#### [Given task]
Transcribe the lines of the records starting with the one that has "What data populates" in it and ending with the last, and transcribe nothing else.

#### [Material for this task]
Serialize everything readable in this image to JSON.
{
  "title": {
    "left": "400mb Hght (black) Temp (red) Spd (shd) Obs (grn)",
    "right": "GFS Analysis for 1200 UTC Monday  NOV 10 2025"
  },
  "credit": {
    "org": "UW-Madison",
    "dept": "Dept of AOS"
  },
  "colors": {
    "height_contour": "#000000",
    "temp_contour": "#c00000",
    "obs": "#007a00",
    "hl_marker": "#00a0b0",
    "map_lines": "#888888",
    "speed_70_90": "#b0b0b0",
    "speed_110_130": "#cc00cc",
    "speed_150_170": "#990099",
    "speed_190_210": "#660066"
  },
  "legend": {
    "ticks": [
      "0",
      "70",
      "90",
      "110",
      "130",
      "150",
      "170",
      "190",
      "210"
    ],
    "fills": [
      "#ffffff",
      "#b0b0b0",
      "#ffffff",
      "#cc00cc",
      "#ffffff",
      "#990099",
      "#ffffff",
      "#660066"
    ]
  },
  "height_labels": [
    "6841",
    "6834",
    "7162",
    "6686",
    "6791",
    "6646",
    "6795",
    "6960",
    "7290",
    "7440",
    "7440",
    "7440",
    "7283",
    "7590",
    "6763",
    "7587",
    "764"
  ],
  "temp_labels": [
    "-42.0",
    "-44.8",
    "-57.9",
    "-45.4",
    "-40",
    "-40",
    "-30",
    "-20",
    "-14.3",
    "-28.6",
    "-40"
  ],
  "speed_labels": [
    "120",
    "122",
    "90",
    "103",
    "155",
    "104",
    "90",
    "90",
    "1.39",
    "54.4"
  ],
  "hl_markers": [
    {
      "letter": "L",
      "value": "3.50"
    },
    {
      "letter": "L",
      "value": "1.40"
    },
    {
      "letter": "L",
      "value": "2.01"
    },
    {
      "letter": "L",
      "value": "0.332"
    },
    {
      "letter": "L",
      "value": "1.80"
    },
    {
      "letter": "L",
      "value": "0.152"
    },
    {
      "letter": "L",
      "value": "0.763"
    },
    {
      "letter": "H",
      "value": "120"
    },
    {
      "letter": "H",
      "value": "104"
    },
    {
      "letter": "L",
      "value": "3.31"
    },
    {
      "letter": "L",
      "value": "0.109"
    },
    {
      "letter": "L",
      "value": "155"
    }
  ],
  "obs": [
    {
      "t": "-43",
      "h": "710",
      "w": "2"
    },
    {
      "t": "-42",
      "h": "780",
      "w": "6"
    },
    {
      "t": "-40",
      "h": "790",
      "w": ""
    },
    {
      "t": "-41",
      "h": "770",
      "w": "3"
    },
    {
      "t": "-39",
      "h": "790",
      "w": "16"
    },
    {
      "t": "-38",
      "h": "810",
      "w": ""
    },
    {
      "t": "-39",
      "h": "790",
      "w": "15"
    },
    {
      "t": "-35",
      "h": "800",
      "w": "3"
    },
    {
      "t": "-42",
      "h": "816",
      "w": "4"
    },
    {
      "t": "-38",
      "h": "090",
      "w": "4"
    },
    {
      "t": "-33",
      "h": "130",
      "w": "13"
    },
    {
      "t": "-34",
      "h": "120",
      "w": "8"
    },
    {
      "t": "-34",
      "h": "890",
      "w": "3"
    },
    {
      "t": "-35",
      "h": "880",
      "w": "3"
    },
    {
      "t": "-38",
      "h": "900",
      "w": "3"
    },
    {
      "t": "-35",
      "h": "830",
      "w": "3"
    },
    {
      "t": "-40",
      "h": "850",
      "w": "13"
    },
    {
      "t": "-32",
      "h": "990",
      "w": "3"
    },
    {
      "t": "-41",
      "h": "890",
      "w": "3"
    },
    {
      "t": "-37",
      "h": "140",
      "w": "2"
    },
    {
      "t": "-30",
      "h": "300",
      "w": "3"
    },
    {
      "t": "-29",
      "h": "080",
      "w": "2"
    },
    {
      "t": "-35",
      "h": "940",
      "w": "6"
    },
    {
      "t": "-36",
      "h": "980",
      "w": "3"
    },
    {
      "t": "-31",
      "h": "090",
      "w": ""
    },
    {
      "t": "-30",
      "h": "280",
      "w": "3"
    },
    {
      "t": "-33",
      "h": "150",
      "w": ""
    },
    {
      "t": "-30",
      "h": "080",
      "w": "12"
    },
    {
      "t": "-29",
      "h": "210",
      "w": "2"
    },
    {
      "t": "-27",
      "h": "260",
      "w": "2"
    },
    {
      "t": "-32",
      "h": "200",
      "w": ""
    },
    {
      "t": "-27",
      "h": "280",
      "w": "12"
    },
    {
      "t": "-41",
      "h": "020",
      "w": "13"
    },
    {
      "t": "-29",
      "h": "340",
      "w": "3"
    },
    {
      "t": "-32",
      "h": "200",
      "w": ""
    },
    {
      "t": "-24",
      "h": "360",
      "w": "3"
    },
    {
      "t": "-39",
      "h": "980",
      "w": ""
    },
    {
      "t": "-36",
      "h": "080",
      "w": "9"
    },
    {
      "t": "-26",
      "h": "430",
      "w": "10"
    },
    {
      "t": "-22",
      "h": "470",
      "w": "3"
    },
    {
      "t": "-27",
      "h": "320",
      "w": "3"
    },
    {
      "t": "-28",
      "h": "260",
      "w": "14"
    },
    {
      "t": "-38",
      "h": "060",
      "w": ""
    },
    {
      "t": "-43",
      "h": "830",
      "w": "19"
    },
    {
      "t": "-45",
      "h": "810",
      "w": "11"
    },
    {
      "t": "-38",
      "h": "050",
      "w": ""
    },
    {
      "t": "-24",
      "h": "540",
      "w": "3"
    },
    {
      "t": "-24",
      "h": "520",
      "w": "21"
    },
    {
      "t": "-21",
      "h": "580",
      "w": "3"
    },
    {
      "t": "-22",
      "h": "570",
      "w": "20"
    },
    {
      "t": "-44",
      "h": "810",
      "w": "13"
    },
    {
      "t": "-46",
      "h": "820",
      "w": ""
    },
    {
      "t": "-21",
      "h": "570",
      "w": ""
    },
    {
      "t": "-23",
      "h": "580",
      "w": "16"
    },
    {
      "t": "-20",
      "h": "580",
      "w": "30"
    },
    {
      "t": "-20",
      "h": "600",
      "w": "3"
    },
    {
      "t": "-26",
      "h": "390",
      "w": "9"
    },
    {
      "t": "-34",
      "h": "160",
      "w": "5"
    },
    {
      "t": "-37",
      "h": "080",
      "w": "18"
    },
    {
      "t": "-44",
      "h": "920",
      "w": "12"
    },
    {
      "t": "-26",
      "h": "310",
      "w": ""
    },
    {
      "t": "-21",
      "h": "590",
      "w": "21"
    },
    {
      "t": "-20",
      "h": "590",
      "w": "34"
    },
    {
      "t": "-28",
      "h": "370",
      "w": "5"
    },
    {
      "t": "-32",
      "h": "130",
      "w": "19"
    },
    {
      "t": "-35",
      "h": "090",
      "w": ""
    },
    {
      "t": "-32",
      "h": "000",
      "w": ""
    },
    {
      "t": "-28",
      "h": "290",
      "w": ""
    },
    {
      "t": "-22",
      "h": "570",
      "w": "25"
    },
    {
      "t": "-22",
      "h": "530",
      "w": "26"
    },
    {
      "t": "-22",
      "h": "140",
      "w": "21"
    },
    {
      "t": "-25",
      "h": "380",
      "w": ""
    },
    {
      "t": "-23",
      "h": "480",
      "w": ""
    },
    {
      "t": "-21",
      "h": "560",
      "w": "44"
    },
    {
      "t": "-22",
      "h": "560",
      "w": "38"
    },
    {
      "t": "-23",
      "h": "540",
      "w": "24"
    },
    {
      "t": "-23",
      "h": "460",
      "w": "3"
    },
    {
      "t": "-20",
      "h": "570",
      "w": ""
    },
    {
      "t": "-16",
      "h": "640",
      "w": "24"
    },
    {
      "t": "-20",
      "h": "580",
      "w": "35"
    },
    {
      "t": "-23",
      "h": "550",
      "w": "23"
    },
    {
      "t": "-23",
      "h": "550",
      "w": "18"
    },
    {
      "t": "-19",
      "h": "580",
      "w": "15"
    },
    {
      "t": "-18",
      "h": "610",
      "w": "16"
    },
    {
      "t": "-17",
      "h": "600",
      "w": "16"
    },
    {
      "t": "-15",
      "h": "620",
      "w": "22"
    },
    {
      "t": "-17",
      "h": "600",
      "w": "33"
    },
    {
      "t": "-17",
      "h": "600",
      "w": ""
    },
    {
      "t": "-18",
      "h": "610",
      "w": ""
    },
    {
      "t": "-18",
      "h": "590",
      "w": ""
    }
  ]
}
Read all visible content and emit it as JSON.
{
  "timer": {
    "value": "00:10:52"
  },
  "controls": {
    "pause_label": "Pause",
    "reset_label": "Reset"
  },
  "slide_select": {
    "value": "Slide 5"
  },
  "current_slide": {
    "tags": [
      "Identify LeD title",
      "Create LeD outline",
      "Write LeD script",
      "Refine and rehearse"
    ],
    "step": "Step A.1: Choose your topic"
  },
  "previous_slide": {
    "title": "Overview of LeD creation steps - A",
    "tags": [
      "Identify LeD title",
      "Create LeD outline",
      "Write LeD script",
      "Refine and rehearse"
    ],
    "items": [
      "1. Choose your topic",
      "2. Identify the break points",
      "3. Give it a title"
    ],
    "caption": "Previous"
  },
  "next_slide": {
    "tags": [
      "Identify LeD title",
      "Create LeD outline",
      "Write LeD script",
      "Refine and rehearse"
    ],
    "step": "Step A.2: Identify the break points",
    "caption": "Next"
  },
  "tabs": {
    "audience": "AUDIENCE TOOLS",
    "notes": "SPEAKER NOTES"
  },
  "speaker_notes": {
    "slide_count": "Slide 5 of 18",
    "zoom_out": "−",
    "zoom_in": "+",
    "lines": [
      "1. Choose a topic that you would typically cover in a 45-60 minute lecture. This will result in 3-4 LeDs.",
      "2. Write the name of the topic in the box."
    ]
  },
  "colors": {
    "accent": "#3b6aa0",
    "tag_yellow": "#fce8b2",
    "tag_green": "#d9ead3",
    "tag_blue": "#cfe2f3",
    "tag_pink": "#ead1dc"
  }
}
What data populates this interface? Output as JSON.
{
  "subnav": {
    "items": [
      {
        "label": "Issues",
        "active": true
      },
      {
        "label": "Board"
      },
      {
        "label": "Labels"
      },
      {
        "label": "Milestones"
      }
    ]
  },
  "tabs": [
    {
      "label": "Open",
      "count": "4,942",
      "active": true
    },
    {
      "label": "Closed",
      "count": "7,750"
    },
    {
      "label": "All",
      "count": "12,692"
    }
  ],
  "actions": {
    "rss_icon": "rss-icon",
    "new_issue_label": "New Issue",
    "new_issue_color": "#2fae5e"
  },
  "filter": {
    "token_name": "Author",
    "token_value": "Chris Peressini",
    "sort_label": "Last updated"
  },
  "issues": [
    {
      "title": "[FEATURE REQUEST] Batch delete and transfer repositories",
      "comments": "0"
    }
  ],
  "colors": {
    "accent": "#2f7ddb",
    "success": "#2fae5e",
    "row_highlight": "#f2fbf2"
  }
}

#### [The response]
What data populates this interface? Output as JSON.
{
  "subnav": {
    "items": [
      {
        "label": "Issues",
        "active": true
      },
      {
        "label": "Board"
      },
      {
        "label": "Labels"
      },
      {
        "label": "Milestones"
      }
    ]
  },
  "tabs": [
    {
      "label": "Open",
      "count": "4,942",
      "active": true
    },
    {
      "label": "Closed",
      "count": "7,750"
    },
    {
      "label": "All",
      "count": "12,692"
    }
  ],
  "actions": {
    "rss_icon": "rss-icon",
    "new_issue_label": "New Issue",
    "new_issue_color": "#2fae5e"
  },
  "filter": {
    "token_name": "Author",
    "token_value": "Chris Peressini",
    "sort_label": "Last updated"
  },
  "issues": [
    {
      "title": "[FEATURE REQUEST] Batch delete and transfer repositories",
      "comments": "0"
    }
  ],
  "colors": {
    "accent": "#2f7ddb",
    "success": "#2fae5e",
    "row_highlight": "#f2fbf2"
  }
}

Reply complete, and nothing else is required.